• [Do this]: Write out the records below word for word, please.

• [Supplied data]:
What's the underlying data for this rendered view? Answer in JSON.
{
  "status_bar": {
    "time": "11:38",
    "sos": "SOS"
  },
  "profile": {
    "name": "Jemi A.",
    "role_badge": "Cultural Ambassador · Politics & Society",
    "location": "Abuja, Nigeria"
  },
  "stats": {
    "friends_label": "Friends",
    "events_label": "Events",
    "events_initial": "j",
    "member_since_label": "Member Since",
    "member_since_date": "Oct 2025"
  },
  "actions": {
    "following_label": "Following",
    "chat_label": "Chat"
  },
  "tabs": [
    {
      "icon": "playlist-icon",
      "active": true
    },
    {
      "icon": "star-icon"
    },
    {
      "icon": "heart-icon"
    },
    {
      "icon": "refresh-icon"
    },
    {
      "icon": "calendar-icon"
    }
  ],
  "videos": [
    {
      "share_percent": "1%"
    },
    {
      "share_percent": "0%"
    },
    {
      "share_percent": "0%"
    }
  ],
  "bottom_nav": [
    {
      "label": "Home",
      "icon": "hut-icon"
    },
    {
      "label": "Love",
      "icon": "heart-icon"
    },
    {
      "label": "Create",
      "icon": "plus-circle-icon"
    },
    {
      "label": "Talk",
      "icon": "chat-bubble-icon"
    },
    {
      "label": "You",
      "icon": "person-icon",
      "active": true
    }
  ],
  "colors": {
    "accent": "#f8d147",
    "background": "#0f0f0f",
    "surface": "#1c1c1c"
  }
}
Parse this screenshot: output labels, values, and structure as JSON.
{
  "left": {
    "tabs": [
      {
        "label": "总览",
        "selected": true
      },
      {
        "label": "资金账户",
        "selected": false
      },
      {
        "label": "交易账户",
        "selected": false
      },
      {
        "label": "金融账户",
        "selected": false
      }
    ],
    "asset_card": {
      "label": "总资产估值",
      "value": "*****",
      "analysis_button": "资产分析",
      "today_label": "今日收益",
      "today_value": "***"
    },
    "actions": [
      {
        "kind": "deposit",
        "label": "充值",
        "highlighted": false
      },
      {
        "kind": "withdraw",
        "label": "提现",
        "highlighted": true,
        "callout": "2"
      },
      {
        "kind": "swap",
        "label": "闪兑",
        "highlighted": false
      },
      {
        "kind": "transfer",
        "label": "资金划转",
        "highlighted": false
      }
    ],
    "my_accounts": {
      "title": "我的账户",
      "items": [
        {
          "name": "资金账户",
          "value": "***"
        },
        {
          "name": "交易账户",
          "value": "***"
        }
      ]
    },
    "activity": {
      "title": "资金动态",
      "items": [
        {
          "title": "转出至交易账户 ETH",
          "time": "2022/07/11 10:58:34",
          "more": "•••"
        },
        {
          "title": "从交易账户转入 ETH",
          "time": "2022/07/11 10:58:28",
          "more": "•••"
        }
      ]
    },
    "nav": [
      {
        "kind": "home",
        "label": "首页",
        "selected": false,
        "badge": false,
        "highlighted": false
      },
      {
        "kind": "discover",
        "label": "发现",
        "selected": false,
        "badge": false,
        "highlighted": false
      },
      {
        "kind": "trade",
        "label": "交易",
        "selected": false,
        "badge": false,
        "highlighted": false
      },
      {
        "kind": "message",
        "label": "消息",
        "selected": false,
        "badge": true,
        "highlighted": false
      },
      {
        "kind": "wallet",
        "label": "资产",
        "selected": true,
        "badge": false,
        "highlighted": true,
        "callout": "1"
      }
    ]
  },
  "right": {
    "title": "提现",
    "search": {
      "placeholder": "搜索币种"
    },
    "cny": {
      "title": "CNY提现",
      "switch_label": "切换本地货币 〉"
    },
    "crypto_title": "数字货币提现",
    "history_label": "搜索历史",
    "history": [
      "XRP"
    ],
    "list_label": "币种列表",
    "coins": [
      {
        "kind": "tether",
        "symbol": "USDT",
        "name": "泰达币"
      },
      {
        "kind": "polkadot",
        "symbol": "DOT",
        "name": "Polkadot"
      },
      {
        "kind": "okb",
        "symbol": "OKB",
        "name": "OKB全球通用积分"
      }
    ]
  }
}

• [In response]:
What's the underlying data for this rendered view? Answer in JSON.
{
  "status_bar": {
    "time": "11:38",
    "sos": "SOS"
  },
  "profile": {
    "name": "Jemi A.",
    "role_badge": "Cultural Ambassador · Politics & Society",
    "location": "Abuja, Nigeria"
  },
  "stats": {
    "friends_label": "Friends",
    "events_label": "Events",
    "events_initial": "j",
    "member_since_label": "Member Since",
    "member_since_date": "Oct 2025"
  },
  "actions": {
    "following_label": "Following",
    "chat_label": "Chat"
  },
  "tabs": [
    {
      "icon": "playlist-icon",
      "active": true
    },
    {
      "icon": "star-icon"
    },
    {
      "icon": "heart-icon"
    },
    {
      "icon": "refresh-icon"
    },
    {
      "icon": "calendar-icon"
    }
  ],
  "videos": [
    {
      "share_percent": "1%"
    },
    {
      "share_percent": "0%"
    },
    {
      "share_percent": "0%"
    }
  ],
  "bottom_nav": [
    {
      "label": "Home",
      "icon": "hut-icon"
    },
    {
      "label": "Love",
      "icon": "heart-icon"
    },
    {
      "label": "Create",
      "icon": "plus-circle-icon"
    },
    {
      "label": "Talk",
      "icon": "chat-bubble-icon"
    },
    {
      "label": "You",
      "icon": "person-icon",
      "active": true
    }
  ],
  "colors": {
    "accent": "#f8d147",
    "background": "#0f0f0f",
    "surface": "#1c1c1c"
  }
}
Parse this screenshot: output labels, values, and structure as JSON.
{
  "left": {
    "tabs": [
      {
        "label": "总览",
        "selected": true
      },
      {
        "label": "资金账户",
        "selected": false
      },
      {
        "label": "交易账户",
        "selected": false
      },
      {
        "label": "金融账户",
        "selected": false
      }
    ],
    "asset_card": {
      "label": "总资产估值",
      "value": "*****",
      "analysis_button": "资产分析",
      "today_label": "今日收益",
      "today_value": "***"
    },
    "actions": [
      {
        "kind": "deposit",
        "label": "充值",
        "highlighted": false
      },
      {
        "kind": "withdraw",
        "label": "提现",
        "highlighted": true,
        "callout": "2"
      },
      {
        "kind": "swap",
        "label": "闪兑",
        "highlighted": false
      },
      {
        "kind": "transfer",
        "label": "资金划转",
        "highlighted": false
      }
    ],
    "my_accounts": {
      "title": "我的账户",
      "items": [
        {
          "name": "资金账户",
          "value": "***"
        },
        {
          "name": "交易账户",
          "value": "***"
        }
      ]
    },
    "activity": {
      "title": "资金动态",
      "items": [
        {
          "title": "转出至交易账户 ETH",
          "time": "2022/07/11 10:58:34",
          "more": "•••"
        },
        {
          "title": "从交易账户转入 ETH",
          "time": "2022/07/11 10:58:28",
          "more": "•••"
        }
      ]
    },
    "nav": [
      {
        "kind": "home",
        "label": "首页",
        "selected": false,
        "badge": false,
        "highlighted": false
      },
      {
        "kind": "discover",
        "label": "发现",
        "selected": false,
        "badge": false,
        "highlighted": false
      },
      {
        "kind": "trade",
        "label": "交易",
        "selected": false,
        "badge": false,
        "highlighted": false
      },
      {
        "kind": "message",
        "label": "消息",
        "selected": false,
        "badge": true,
        "highlighted": false
      },
      {
        "kind": "wallet",
        "label": "资产",
        "selected": true,
        "badge": false,
        "highlighted": true,
        "callout": "1"
      }
    ]
  },
  "right": {
    "title": "提现",
    "search": {
      "placeholder": "搜索币种"
    },
    "cny": {
      "title": "CNY提现",
      "switch_label": "切换本地货币 〉"
    },
    "crypto_title": "数字货币提现",
    "history_label": "搜索历史",
    "history": [
      "XRP"
    ],
    "list_label": "币种列表",
    "coins": [
      {
        "kind": "tether",
        "symbol": "USDT",
        "name": "泰达币"
      },
      {
        "kind": "polkadot",
        "symbol": "DOT",
        "name": "Polkadot"
      },
      {
        "kind": "okb",
        "symbol": "OKB",
        "name": "OKB全球通用积分"
      }
    ]
  }
}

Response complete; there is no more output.